■ TASK REQUIREMENTS: Scan the material for the word "content", and copy each line where it shows up.

■ MATERIAL TO PROCESS:
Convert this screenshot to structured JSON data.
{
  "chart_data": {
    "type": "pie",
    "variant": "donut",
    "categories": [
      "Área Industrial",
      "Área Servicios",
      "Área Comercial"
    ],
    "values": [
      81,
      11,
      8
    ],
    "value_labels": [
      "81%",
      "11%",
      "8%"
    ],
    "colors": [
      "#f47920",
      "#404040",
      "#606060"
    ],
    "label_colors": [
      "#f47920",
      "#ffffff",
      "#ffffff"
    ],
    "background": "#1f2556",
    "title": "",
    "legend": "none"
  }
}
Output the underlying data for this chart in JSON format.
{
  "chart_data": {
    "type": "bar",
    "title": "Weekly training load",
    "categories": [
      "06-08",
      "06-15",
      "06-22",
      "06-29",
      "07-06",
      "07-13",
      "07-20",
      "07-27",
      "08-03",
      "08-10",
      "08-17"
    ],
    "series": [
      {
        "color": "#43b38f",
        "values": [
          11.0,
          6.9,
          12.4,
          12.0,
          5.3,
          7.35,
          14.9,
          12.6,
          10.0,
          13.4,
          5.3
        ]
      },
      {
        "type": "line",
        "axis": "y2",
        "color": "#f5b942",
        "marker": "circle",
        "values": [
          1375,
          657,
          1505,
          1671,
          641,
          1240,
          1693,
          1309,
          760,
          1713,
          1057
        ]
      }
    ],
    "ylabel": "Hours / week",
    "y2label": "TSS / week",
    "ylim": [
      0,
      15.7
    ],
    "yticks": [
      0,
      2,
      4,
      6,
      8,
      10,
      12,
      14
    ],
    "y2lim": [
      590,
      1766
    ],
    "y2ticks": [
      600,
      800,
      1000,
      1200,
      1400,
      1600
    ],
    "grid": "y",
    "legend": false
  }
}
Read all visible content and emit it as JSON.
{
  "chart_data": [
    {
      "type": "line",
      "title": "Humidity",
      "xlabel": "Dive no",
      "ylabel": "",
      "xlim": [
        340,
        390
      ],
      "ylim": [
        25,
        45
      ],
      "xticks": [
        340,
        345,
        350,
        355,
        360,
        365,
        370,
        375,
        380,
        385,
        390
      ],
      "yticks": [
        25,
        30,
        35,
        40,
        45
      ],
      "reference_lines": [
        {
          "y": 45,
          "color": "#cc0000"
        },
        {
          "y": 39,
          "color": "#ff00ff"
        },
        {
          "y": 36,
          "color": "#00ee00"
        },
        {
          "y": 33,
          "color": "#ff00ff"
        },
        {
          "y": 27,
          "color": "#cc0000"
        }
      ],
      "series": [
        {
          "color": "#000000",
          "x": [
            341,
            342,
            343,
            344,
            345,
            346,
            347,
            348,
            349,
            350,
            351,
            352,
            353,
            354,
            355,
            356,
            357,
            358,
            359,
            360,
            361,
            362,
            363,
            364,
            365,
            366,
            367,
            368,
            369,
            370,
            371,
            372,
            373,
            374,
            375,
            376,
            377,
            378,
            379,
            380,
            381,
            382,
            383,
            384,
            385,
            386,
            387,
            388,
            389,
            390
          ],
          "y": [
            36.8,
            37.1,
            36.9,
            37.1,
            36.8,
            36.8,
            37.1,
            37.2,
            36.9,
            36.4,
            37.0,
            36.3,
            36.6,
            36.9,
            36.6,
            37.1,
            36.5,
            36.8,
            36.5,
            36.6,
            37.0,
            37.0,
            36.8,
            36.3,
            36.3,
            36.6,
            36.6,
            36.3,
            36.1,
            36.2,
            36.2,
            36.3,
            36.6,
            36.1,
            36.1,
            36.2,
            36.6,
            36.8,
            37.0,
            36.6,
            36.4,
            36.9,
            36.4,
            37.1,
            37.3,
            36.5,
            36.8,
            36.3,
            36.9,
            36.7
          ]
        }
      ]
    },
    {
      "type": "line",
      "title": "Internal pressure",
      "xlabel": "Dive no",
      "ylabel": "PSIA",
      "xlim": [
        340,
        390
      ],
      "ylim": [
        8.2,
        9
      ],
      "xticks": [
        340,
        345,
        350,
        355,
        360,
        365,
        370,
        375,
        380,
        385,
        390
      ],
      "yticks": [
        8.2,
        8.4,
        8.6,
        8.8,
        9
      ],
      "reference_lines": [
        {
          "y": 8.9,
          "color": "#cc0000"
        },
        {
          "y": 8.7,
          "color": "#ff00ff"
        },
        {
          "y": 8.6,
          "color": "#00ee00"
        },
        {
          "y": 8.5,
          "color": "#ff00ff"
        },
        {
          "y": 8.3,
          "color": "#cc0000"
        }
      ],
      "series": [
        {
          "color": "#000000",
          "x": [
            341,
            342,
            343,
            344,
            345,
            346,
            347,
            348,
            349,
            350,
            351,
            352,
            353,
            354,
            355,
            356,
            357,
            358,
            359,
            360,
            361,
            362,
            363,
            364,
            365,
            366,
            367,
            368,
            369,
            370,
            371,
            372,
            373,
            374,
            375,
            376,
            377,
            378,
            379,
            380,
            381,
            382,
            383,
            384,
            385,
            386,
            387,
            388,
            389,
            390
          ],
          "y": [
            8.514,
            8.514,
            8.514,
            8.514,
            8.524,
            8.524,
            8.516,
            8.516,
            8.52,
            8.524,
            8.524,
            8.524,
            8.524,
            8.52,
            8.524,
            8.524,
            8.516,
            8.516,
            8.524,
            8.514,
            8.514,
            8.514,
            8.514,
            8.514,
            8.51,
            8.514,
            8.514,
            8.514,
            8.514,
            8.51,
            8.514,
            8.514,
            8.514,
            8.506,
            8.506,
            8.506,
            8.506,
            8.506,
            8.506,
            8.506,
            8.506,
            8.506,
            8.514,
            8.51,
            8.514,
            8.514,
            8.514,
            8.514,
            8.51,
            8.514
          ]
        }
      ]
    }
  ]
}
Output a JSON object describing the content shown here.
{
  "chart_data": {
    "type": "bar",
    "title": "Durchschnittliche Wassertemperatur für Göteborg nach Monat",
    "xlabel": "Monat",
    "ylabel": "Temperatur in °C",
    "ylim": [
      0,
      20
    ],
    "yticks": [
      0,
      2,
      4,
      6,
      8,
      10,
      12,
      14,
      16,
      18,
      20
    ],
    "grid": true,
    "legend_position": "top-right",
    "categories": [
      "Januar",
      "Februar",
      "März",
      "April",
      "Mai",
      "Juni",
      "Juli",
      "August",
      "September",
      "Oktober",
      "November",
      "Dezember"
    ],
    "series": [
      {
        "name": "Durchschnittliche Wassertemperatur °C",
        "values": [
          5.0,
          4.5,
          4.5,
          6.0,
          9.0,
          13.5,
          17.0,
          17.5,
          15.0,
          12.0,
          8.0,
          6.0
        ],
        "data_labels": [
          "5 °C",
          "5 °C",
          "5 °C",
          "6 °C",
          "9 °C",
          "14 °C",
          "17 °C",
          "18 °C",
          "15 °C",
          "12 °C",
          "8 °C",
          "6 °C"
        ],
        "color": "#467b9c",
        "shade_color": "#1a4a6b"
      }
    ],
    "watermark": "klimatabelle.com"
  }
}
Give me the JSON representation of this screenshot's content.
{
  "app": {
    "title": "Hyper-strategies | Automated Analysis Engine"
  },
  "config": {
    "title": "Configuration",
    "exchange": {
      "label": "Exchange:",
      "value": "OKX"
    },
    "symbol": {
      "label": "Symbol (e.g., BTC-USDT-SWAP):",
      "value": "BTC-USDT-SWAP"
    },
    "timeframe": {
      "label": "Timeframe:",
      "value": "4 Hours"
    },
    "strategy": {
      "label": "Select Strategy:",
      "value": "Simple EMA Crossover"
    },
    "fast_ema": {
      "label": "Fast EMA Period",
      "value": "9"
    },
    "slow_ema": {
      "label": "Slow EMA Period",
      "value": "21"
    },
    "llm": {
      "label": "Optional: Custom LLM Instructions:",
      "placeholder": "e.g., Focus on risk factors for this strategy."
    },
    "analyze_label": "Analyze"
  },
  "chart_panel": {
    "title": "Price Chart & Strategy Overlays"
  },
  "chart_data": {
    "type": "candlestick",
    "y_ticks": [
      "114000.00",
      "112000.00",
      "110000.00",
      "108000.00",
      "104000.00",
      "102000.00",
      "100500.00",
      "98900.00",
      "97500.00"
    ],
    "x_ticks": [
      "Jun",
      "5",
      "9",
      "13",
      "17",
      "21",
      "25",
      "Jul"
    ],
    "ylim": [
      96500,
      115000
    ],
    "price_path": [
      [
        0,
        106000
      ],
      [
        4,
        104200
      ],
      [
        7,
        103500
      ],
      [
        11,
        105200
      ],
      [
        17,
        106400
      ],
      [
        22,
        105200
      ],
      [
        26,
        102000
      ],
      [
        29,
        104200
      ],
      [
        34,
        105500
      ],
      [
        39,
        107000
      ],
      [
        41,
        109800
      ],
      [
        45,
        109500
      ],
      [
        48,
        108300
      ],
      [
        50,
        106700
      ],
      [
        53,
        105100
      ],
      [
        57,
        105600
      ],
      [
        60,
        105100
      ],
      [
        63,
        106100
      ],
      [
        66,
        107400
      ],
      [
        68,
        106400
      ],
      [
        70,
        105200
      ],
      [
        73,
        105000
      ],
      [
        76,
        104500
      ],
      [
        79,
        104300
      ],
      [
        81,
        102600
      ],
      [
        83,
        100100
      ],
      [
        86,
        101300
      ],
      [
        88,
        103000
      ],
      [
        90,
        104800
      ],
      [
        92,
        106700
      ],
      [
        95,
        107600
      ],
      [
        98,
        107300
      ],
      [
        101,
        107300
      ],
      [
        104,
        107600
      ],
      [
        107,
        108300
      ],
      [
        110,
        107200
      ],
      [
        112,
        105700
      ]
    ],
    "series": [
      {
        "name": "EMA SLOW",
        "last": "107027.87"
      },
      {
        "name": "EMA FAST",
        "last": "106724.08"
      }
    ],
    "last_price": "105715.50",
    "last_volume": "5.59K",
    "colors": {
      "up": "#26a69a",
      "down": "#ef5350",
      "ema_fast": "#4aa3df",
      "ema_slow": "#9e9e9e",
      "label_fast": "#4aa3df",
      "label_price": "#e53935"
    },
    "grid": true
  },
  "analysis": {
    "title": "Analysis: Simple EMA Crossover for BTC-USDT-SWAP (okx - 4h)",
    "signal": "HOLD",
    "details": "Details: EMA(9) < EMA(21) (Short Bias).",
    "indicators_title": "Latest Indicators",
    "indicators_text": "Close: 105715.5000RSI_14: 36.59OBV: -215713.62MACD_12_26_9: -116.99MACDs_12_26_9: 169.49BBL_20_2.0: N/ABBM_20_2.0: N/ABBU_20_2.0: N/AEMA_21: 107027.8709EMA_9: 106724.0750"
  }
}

■ RIGHT ANSWER:
Read all visible content and emit it as JSON.
Output a JSON object describing the content shown here.
Give me the JSON representation of this screenshot's content.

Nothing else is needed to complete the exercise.